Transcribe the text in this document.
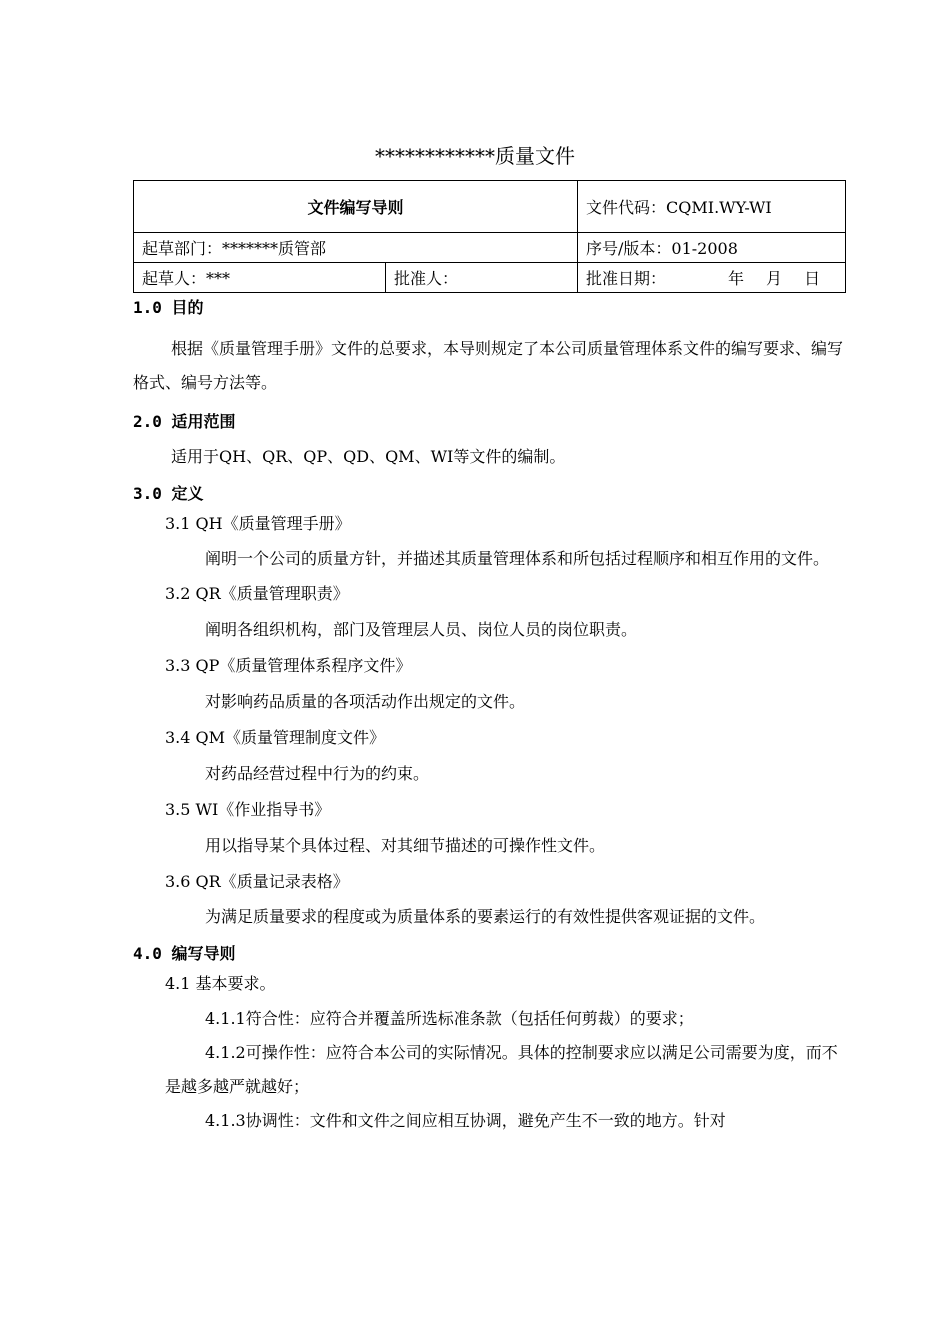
************质量文件
文件编写导则		文件代码：CQMI.WY-WI
起草部门：*******质管部		序号/版本：01-2008
起草人：***	批准人：	批准日期： 年 月 日

1.0 目的

根据《质量管理手册》文件的总要求，本导则规定了本公司质量管理体系文件的编写要求、编写格式、编号方法等。

2.0 适用范围

适用于QH、QR、QP、QD、QM、WI等文件的编制。

3.0 定义

3.1 QH《质量管理手册》

阐明一个公司的质量方针，并描述其质量管理体系和所包括过程顺序和相互作用的文件。

3.2 QR《质量管理职责》

阐明各组织机构，部门及管理层人员、岗位人员的岗位职责。

3.3 QP《质量管理体系程序文件》

对影响药品质量的各项活动作出规定的文件。

3.4 QM《质量管理制度文件》

对药品经营过程中行为的约束。

3.5 WI《作业指导书》

用以指导某个具体过程、对其细节描述的可操作性文件。

3.6 QR《质量记录表格》

为满足质量要求的程度或为质量体系的要素运行的有效性提供客观证据的文件。

4.0 编写导则

4.1 基本要求。

4.1.1符合性：应符合并覆盖所选标准条款（包括任何剪裁）的要求；

4.1.2可操作性：应符合本公司的实际情况。具体的控制要求应以满足公司需要为度，而不是越多越严就越好；

4.1.3协调性：文件和文件之间应相互协调，避免产生不一致的地方。针对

◆ What this task involves
What you return should match the records above word for word, minus the pictures.

◆ Response
Transcribe the text in this document.
************质量文件
文件编写导则		文件代码：CQMI.WY-WI
起草部门：*******质管部		序号/版本：01-2008
起草人：***	批准人：	批准日期： 年 月 日

1.0 目的

根据《质量管理手册》文件的总要求，本导则规定了本公司质量管理体系文件的编写要求、编写格式、编号方法等。

2.0 适用范围

适用于QH、QR、QP、QD、QM、WI等文件的编制。

3.0 定义

3.1 QH《质量管理手册》

阐明一个公司的质量方针，并描述其质量管理体系和所包括过程顺序和相互作用的文件。

3.2 QR《质量管理职责》

阐明各组织机构，部门及管理层人员、岗位人员的岗位职责。

3.3 QP《质量管理体系程序文件》

对影响药品质量的各项活动作出规定的文件。

3.4 QM《质量管理制度文件》

对药品经营过程中行为的约束。

3.5 WI《作业指导书》

用以指导某个具体过程、对其细节描述的可操作性文件。

3.6 QR《质量记录表格》

为满足质量要求的程度或为质量体系的要素运行的有效性提供客观证据的文件。

4.0 编写导则

4.1 基本要求。

4.1.1符合性：应符合并覆盖所选标准条款（包括任何剪裁）的要求；

4.1.2可操作性：应符合本公司的实际情况。具体的控制要求应以满足公司需要为度，而不是越多越严就越好；

4.1.3协调性：文件和文件之间应相互协调，避免产生不一致的地方。针对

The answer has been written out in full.